> [The request]:
Pick out each line containing the string "name".

_ _ _ _ _

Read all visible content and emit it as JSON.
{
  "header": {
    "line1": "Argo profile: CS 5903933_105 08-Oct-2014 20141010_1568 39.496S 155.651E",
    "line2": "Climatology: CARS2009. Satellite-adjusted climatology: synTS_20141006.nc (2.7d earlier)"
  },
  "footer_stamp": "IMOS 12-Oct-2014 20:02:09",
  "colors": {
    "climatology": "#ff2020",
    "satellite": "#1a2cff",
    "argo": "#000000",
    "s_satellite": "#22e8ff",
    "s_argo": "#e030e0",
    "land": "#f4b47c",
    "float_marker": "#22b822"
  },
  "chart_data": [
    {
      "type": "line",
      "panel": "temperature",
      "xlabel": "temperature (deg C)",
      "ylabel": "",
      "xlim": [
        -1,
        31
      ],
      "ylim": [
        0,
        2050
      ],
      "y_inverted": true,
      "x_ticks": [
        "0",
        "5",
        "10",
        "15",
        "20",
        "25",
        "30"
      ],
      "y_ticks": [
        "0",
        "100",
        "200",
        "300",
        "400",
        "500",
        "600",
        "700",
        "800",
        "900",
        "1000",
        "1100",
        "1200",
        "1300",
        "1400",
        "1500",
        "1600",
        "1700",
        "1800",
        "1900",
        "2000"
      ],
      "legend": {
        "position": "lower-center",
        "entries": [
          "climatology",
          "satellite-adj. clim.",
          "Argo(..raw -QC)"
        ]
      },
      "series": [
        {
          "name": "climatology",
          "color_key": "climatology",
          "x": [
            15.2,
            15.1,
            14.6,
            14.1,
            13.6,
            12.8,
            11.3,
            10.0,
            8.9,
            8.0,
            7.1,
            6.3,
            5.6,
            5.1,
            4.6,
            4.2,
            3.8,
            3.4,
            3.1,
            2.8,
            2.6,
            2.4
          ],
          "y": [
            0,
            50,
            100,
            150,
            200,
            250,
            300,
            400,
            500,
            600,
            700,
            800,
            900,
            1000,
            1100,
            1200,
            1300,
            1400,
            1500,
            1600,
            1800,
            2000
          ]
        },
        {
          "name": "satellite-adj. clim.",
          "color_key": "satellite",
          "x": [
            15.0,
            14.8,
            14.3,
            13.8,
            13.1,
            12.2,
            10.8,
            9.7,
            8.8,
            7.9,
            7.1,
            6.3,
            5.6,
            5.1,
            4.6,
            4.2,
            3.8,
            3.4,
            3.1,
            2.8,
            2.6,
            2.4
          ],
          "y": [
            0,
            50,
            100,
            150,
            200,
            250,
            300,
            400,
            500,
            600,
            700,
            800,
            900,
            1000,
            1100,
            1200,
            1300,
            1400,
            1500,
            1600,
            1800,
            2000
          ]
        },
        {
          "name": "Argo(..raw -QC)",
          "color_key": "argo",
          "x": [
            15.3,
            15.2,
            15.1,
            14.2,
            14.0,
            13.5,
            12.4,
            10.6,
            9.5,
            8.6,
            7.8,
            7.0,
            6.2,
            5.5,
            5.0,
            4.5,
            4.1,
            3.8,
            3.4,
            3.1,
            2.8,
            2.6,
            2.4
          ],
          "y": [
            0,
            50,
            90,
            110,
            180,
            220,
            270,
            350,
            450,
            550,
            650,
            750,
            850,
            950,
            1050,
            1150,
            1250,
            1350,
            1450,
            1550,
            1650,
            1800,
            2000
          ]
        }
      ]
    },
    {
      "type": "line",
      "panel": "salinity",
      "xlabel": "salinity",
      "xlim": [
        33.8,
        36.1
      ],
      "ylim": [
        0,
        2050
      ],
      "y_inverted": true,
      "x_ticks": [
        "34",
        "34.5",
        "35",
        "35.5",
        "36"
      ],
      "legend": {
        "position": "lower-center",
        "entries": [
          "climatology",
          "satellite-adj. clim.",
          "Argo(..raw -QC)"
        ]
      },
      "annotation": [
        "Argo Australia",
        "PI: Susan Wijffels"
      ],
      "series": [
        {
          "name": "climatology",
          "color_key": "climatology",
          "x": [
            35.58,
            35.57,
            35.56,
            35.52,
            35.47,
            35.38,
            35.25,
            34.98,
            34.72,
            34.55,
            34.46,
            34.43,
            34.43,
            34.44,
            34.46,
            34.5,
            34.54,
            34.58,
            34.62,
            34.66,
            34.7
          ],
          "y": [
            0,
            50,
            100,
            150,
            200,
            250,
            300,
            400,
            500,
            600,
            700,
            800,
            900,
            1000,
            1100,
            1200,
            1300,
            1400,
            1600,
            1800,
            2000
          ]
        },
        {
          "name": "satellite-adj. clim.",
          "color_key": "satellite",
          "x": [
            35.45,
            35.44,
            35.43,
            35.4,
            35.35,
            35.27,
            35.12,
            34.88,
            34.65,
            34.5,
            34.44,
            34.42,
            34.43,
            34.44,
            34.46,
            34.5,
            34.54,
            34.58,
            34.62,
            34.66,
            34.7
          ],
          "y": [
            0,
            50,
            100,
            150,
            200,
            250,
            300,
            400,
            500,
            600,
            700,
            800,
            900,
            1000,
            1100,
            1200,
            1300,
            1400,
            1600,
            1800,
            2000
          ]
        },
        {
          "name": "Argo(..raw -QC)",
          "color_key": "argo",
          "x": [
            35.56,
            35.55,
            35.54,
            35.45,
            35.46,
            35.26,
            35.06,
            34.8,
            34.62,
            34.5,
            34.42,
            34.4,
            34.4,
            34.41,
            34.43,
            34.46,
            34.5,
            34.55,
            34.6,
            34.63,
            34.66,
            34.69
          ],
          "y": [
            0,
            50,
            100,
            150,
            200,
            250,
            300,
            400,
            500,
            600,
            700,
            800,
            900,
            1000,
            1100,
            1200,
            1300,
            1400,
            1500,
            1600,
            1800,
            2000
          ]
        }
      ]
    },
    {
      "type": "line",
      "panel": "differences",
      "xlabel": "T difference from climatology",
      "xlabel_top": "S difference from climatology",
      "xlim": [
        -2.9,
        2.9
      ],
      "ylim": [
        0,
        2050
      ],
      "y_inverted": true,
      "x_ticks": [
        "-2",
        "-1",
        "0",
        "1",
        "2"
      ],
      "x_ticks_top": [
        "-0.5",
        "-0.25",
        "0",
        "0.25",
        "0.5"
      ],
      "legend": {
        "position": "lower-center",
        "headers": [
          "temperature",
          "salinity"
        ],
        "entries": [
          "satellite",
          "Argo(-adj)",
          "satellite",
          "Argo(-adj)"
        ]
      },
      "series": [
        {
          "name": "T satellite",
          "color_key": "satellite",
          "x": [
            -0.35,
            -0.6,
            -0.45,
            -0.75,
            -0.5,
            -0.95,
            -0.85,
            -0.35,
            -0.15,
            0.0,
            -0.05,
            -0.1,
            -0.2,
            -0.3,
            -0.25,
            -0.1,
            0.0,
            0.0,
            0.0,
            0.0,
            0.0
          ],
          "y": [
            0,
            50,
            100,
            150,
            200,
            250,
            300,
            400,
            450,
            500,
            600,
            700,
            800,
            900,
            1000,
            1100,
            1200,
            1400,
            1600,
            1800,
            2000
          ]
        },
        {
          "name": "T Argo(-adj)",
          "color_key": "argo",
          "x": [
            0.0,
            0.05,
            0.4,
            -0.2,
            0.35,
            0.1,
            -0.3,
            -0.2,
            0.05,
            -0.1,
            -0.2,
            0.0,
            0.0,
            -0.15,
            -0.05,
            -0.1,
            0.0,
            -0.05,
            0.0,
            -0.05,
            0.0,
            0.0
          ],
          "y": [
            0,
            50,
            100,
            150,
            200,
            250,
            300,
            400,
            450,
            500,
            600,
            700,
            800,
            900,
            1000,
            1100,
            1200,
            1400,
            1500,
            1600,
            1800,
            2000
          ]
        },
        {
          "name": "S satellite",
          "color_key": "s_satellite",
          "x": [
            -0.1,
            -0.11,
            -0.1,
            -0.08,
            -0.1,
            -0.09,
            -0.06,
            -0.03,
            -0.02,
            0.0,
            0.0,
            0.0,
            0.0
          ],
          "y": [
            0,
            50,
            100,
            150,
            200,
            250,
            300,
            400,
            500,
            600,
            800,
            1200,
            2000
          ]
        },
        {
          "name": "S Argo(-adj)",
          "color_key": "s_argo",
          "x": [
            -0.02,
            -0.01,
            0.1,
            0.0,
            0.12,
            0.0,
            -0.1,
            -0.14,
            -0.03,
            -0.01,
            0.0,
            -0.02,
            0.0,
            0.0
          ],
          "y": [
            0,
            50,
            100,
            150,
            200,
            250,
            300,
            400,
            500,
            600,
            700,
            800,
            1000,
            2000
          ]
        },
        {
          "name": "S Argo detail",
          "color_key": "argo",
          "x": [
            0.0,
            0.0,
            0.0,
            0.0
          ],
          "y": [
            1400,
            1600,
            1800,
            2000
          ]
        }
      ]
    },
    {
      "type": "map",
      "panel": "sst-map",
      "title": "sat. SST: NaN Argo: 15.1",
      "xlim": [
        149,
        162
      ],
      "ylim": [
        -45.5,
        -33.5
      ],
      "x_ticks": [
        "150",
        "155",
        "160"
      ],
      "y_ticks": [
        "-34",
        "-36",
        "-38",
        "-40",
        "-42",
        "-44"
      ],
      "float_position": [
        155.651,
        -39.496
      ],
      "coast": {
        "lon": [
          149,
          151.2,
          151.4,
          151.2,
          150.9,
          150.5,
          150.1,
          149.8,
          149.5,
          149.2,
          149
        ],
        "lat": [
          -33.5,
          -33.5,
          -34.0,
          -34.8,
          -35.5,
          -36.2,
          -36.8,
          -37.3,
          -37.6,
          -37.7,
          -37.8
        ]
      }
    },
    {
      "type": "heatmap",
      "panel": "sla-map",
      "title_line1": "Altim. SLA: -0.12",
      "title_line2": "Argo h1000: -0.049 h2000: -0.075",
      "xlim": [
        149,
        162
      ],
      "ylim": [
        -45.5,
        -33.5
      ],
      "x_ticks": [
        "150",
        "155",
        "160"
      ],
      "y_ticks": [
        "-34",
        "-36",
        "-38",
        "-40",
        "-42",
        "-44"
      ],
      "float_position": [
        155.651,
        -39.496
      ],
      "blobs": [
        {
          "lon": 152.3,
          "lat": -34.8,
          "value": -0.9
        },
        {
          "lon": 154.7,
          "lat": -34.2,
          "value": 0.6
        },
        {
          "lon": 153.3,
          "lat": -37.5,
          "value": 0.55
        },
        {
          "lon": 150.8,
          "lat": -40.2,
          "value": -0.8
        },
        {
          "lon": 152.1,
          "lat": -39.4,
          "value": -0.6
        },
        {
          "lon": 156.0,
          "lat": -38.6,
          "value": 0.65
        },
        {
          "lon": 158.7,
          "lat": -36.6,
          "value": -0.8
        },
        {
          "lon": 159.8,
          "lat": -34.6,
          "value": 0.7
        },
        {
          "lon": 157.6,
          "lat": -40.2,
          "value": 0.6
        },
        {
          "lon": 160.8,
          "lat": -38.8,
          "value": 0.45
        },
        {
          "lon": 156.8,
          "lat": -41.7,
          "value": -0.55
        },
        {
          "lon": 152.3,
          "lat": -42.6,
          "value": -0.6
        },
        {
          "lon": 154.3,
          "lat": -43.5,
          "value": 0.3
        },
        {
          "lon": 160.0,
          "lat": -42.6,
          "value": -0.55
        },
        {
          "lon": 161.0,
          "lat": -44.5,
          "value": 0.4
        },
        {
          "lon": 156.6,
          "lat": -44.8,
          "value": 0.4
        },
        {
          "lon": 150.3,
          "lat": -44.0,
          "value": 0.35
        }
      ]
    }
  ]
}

_ _ _ _ _

> [Problem solution]:
          "name": "climatology",
          "name": "satellite-adj. clim.",
          "name": "Argo(..raw -QC)",
          "name": "climatology",
          "name": "satellite-adj. clim.",
          "name": "Argo(..raw -QC)",
          "name": "T satellite",
          "name": "T Argo(-adj)",
          "name": "S satellite",
          "name": "S Argo(-adj)",
          "name": "S Argo detail",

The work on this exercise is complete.